## TASK BRIEF
Without changing a character, return the entries, but not the images they hold.

*** RECORDS FOR THIS EXERCISE

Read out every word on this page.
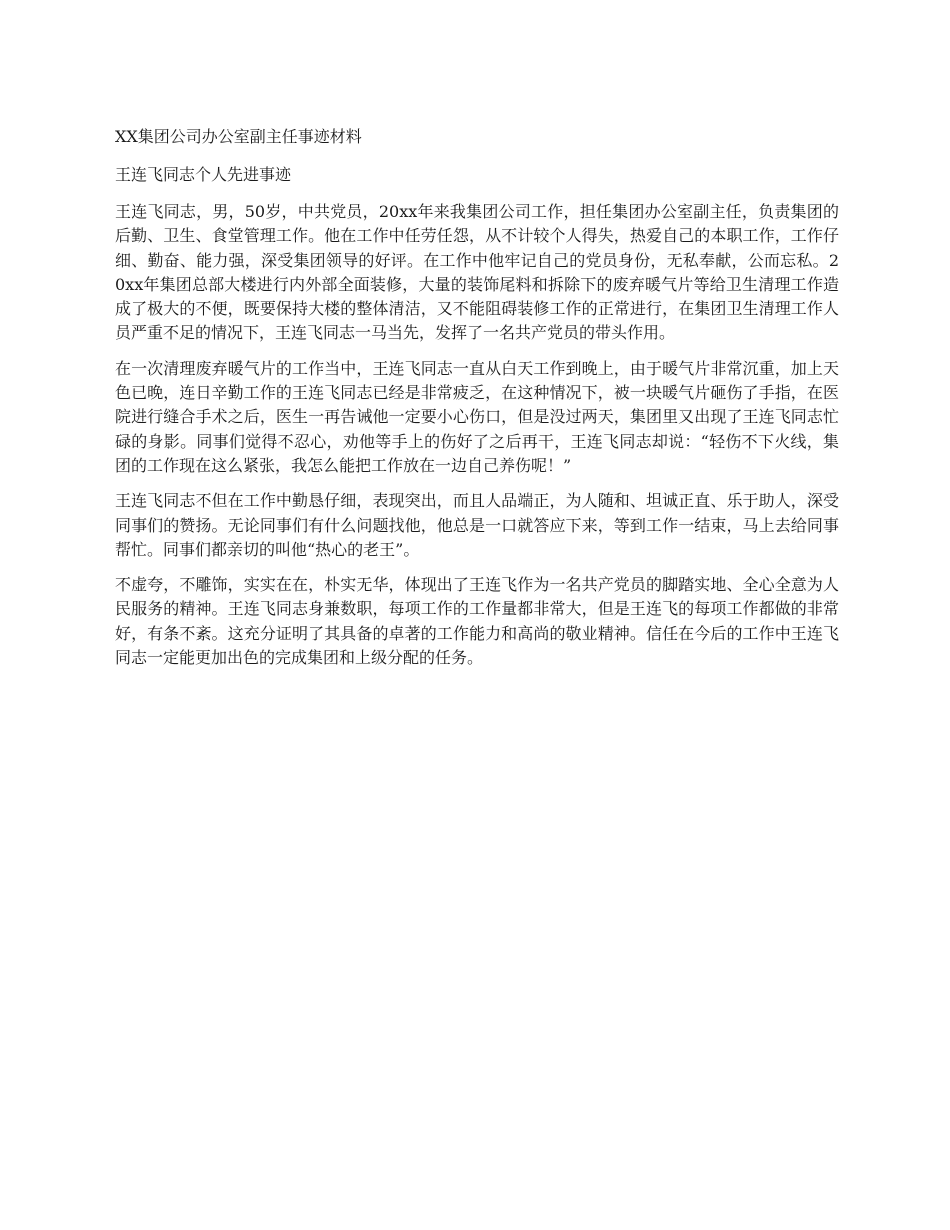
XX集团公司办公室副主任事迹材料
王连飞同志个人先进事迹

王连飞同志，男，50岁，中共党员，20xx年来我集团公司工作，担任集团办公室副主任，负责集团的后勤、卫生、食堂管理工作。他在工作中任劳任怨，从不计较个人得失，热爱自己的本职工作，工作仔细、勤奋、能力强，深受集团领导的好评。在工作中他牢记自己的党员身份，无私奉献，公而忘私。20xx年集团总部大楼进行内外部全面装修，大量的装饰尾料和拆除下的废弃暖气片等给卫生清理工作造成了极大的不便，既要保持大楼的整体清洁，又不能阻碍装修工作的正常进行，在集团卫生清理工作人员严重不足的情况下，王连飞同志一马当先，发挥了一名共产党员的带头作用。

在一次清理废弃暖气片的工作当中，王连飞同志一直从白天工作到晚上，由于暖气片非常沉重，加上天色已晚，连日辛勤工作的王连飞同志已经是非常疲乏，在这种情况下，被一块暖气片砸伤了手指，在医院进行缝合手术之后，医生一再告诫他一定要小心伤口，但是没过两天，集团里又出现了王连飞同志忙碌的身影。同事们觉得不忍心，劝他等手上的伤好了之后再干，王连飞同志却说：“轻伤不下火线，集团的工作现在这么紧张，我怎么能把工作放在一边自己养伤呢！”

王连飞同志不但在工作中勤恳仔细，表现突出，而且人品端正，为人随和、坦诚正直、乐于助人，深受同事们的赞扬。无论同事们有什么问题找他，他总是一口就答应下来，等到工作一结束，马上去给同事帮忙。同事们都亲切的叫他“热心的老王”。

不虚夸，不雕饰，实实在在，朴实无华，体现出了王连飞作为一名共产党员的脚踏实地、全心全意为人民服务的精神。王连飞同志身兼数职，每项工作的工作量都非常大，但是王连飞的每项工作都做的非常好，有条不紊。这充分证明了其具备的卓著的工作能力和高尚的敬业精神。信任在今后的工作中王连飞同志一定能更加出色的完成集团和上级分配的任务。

******

## THE REPLY
Read out every word on this page.
XX集团公司办公室副主任事迹材料
王连飞同志个人先进事迹

王连飞同志，男，50岁，中共党员，20xx年来我集团公司工作，担任集团办公室副主任，负责集团的后勤、卫生、食堂管理工作。他在工作中任劳任怨，从不计较个人得失，热爱自己的本职工作，工作仔细、勤奋、能力强，深受集团领导的好评。在工作中他牢记自己的党员身份，无私奉献，公而忘私。20xx年集团总部大楼进行内外部全面装修，大量的装饰尾料和拆除下的废弃暖气片等给卫生清理工作造成了极大的不便，既要保持大楼的整体清洁，又不能阻碍装修工作的正常进行，在集团卫生清理工作人员严重不足的情况下，王连飞同志一马当先，发挥了一名共产党员的带头作用。

在一次清理废弃暖气片的工作当中，王连飞同志一直从白天工作到晚上，由于暖气片非常沉重，加上天色已晚，连日辛勤工作的王连飞同志已经是非常疲乏，在这种情况下，被一块暖气片砸伤了手指，在医院进行缝合手术之后，医生一再告诫他一定要小心伤口，但是没过两天，集团里又出现了王连飞同志忙碌的身影。同事们觉得不忍心，劝他等手上的伤好了之后再干，王连飞同志却说：“轻伤不下火线，集团的工作现在这么紧张，我怎么能把工作放在一边自己养伤呢！”

王连飞同志不但在工作中勤恳仔细，表现突出，而且人品端正，为人随和、坦诚正直、乐于助人，深受同事们的赞扬。无论同事们有什么问题找他，他总是一口就答应下来，等到工作一结束，马上去给同事帮忙。同事们都亲切的叫他“热心的老王”。

不虚夸，不雕饰，实实在在，朴实无华，体现出了王连飞作为一名共产党员的脚踏实地、全心全意为人民服务的精神。王连飞同志身兼数职，每项工作的工作量都非常大，但是王连飞的每项工作都做的非常好，有条不紊。这充分证明了其具备的卓著的工作能力和高尚的敬业精神。信任在今后的工作中王连飞同志一定能更加出色的完成集团和上级分配的任务。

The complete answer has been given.